Pictures within the data are to be left out; everything else must be reproduced exactly.

** Start **

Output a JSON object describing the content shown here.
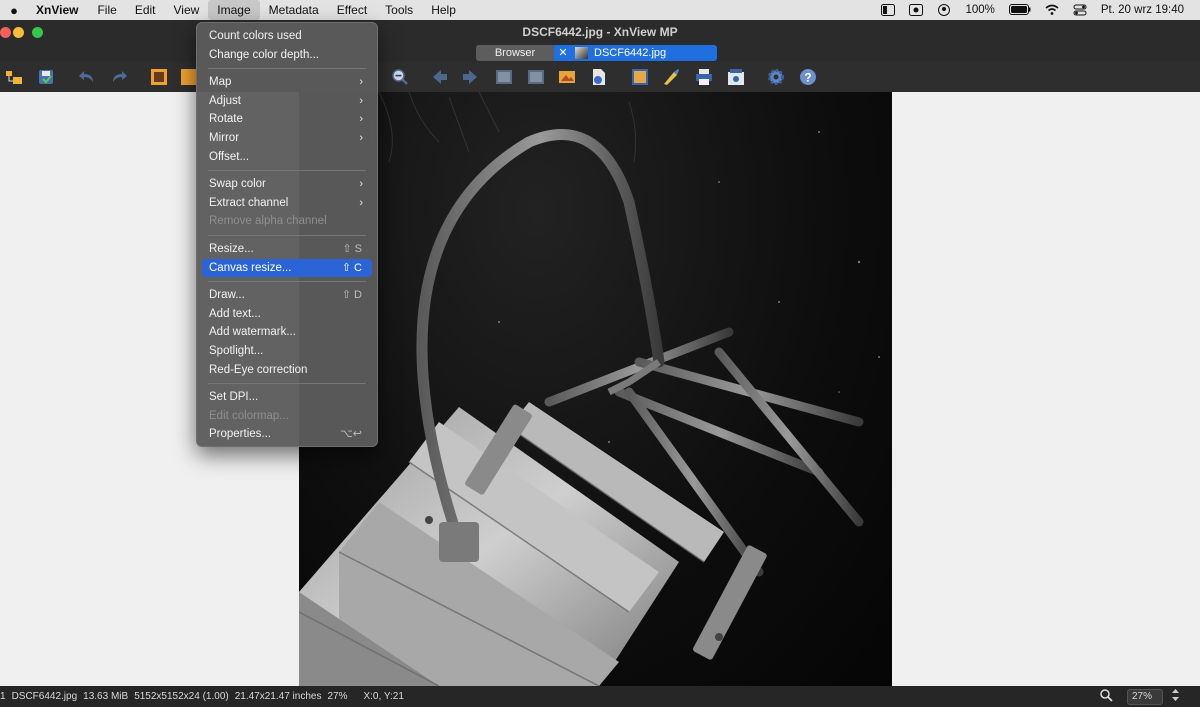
{
  "menubar": {
    "app_name": "XnView",
    "items": [
      "File",
      "Edit",
      "View",
      "Image",
      "Metadata",
      "Effect",
      "Tools",
      "Help"
    ],
    "battery": "100%",
    "date_time": "Pt. 20 wrz  19:40"
  },
  "window": {
    "title": "DSCF6442.jpg - XnView MP"
  },
  "tabs": {
    "browser_label": "Browser",
    "close_glyph": "✕",
    "active_label": "DSCF6442.jpg"
  },
  "image_menu": {
    "items": [
      {
        "label": "Count colors used"
      },
      {
        "label": "Change color depth..."
      },
      {
        "sep": true
      },
      {
        "label": "Map",
        "submenu": true
      },
      {
        "label": "Adjust",
        "submenu": true
      },
      {
        "label": "Rotate",
        "submenu": true
      },
      {
        "label": "Mirror",
        "submenu": true
      },
      {
        "label": "Offset..."
      },
      {
        "sep": true
      },
      {
        "label": "Swap color",
        "submenu": true
      },
      {
        "label": "Extract channel",
        "submenu": true
      },
      {
        "label": "Remove alpha channel",
        "disabled": true
      },
      {
        "sep": true
      },
      {
        "label": "Resize...",
        "shortcut": "⇧ S"
      },
      {
        "label": "Canvas resize...",
        "shortcut": "⇧ C",
        "highlight": true
      },
      {
        "sep": true
      },
      {
        "label": "Draw...",
        "shortcut": "⇧ D"
      },
      {
        "label": "Add text..."
      },
      {
        "label": "Add watermark..."
      },
      {
        "label": "Spotlight..."
      },
      {
        "label": "Red-Eye correction"
      },
      {
        "sep": true
      },
      {
        "label": "Set DPI..."
      },
      {
        "label": "Edit colormap...",
        "disabled": true
      },
      {
        "label": "Properties...",
        "shortcut": "⌥↩"
      }
    ]
  },
  "status": {
    "index": "1",
    "filename": "DSCF6442.jpg",
    "filesize": "13.63 MiB",
    "dimensions": "5152x5152x24 (1.00)",
    "print_size": "21.47x21.47 inches",
    "zoom": "27%",
    "coords": "X:0, Y:21",
    "zoom_box": "27%"
  },
  "colors": {
    "accent": "#2a64d6",
    "tab_active": "#1f6fe0",
    "toolbar_bg": "#2e2e2e",
    "viewer_bg": "#f0f0f0"
  },
  "icons": [
    "apple-icon",
    "open-folder-icon",
    "save-icon",
    "undo-icon",
    "redo-icon",
    "zoom-out-icon",
    "prev-icon",
    "next-icon",
    "settings-icon",
    "help-icon"
  ]
}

** End **

= RESULT OF THE EXERCISE =
Output a JSON object describing the content shown here.
{
  "menubar": {
    "app_name": "XnView",
    "items": [
      "File",
      "Edit",
      "View",
      "Image",
      "Metadata",
      "Effect",
      "Tools",
      "Help"
    ],
    "battery": "100%",
    "date_time": "Pt. 20 wrz  19:40"
  },
  "window": {
    "title": "DSCF6442.jpg - XnView MP"
  },
  "tabs": {
    "browser_label": "Browser",
    "close_glyph": "✕",
    "active_label": "DSCF6442.jpg"
  },
  "image_menu": {
    "items": [
      {
        "label": "Count colors used"
      },
      {
        "label": "Change color depth..."
      },
      {
        "sep": true
      },
      {
        "label": "Map",
        "submenu": true
      },
      {
        "label": "Adjust",
        "submenu": true
      },
      {
        "label": "Rotate",
        "submenu": true
      },
      {
        "label": "Mirror",
        "submenu": true
      },
      {
        "label": "Offset..."
      },
      {
        "sep": true
      },
      {
        "label": "Swap color",
        "submenu": true
      },
      {
        "label": "Extract channel",
        "submenu": true
      },
      {
        "label": "Remove alpha channel",
        "disabled": true
      },
      {
        "sep": true
      },
      {
        "label": "Resize...",
        "shortcut": "⇧ S"
      },
      {
        "label": "Canvas resize...",
        "shortcut": "⇧ C",
        "highlight": true
      },
      {
        "sep": true
      },
      {
        "label": "Draw...",
        "shortcut": "⇧ D"
      },
      {
        "label": "Add text..."
      },
      {
        "label": "Add watermark..."
      },
      {
        "label": "Spotlight..."
      },
      {
        "label": "Red-Eye correction"
      },
      {
        "sep": true
      },
      {
        "label": "Set DPI..."
      },
      {
        "label": "Edit colormap...",
        "disabled": true
      },
      {
        "label": "Properties...",
        "shortcut": "⌥↩"
      }
    ]
  },
  "status": {
    "index": "1",
    "filename": "DSCF6442.jpg",
    "filesize": "13.63 MiB",
    "dimensions": "5152x5152x24 (1.00)",
    "print_size": "21.47x21.47 inches",
    "zoom": "27%",
    "coords": "X:0, Y:21",
    "zoom_box": "27%"
  },
  "colors": {
    "accent": "#2a64d6",
    "tab_active": "#1f6fe0",
    "toolbar_bg": "#2e2e2e",
    "viewer_bg": "#f0f0f0"
  },
  "icons": [
    "apple-icon",
    "open-folder-icon",
    "save-icon",
    "undo-icon",
    "redo-icon",
    "zoom-out-icon",
    "prev-icon",
    "next-icon",
    "settings-icon",
    "help-icon"
  ]
}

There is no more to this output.